* Objective
Extract, from the records beneath this instruction, each line that contains the word "lines".

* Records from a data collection
※ ※ ※

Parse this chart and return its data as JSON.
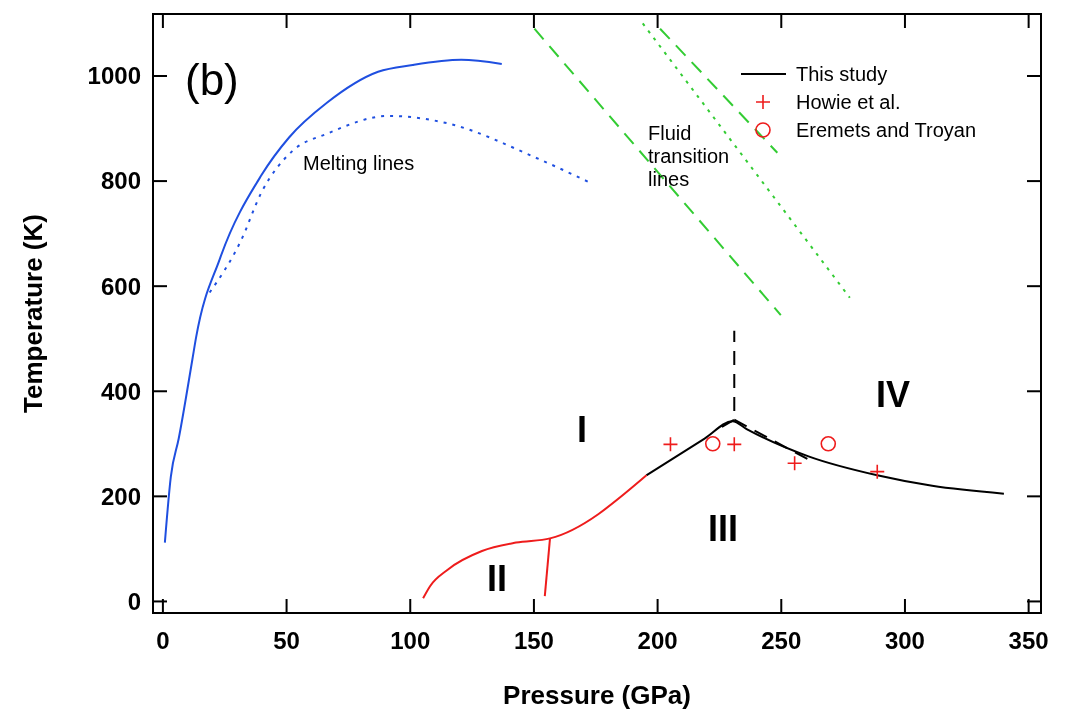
{
  "chart_data": {
    "type": "line",
    "xlabel": "Pressure (GPa)",
    "ylabel": "Temperature (K)",
    "xlim": [
      -4,
      355
    ],
    "ylim": [
      -22,
      1118
    ],
    "xticks": [
      0,
      50,
      100,
      150,
      200,
      250,
      300,
      350
    ],
    "yticks": [
      0,
      200,
      400,
      600,
      800,
      1000
    ],
    "grid": false,
    "legend": "top right",
    "series": [
      {
        "name": "This study",
        "color": "#000000",
        "line_style": "solid",
        "x": [
          195.5,
          219,
          230.3,
          236,
          261,
          288.8,
          311,
          340
        ],
        "values": [
          240,
          310,
          343,
          328,
          276,
          240,
          220,
          205
        ]
      },
      {
        "color": "#000000",
        "line_style": "dashed",
        "x": [
          226,
          231,
          231
        ],
        "values": [
          332,
          346,
          515
        ]
      },
      {
        "color": "#000000",
        "line_style": "dashed",
        "x": [
          231,
          261
        ],
        "values": [
          346,
          270
        ]
      },
      {
        "color": "#ee1c1c",
        "line_style": "solid",
        "x": [
          105.2,
          108,
          115,
          129,
          142.8,
          156.5,
          195.5
        ],
        "values": [
          6,
          29,
          60,
          96,
          112,
          120,
          240
        ]
      },
      {
        "color": "#ee1c1c",
        "line_style": "solid",
        "x": [
          154.4,
          156.5
        ],
        "values": [
          10,
          120
        ]
      },
      {
        "color": "#1f4fe0",
        "line_style": "solid",
        "x": [
          0.8,
          3.2,
          6.4,
          11.9,
          13.4,
          23.1,
          39.8,
          51,
          66.3,
          87,
          101,
          120.6,
          137
        ],
        "values": [
          112,
          237,
          310,
          460,
          502,
          653,
          811,
          883,
          949,
          1008,
          1021,
          1031,
          1023
        ]
      },
      {
        "color": "#1f4fe0",
        "line_style": "dotted",
        "x": [
          18.9,
          31.5,
          39.8,
          52.3,
          66.3,
          91.4,
          115,
          151,
          171.8
        ],
        "values": [
          588,
          686,
          778,
          857,
          890,
          924,
          910,
          844,
          799
        ]
      },
      {
        "color": "#33cc33",
        "line_style": "dashed",
        "x": [
          150.2,
          249.8
        ],
        "values": [
          1090,
          545
        ]
      },
      {
        "color": "#33cc33",
        "line_style": "dashed",
        "x": [
          201,
          248.4
        ],
        "values": [
          1090,
          854
        ]
      },
      {
        "color": "#33cc33",
        "line_style": "dotted",
        "x": [
          194,
          277.7
        ],
        "values": [
          1100,
          578
        ]
      },
      {
        "name": "Howie et al.",
        "type": "scatter",
        "marker": "cross",
        "color": "#ee1c1c",
        "x": [
          205.2,
          231,
          255.4,
          288.8
        ],
        "values": [
          299,
          299,
          263,
          247
        ]
      },
      {
        "name": "Eremets and Troyan",
        "type": "scatter",
        "marker": "circle",
        "color": "#ee1c1c",
        "x": [
          222.3,
          269
        ],
        "values": [
          300,
          300
        ]
      }
    ],
    "annotations": [
      "(b)",
      "Melting lines",
      "Fluid transition lines",
      "I",
      "II",
      "III",
      "IV"
    ]
  }
}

※ ※ ※

* Expected answer
      "Melting lines",
      "Fluid transition lines",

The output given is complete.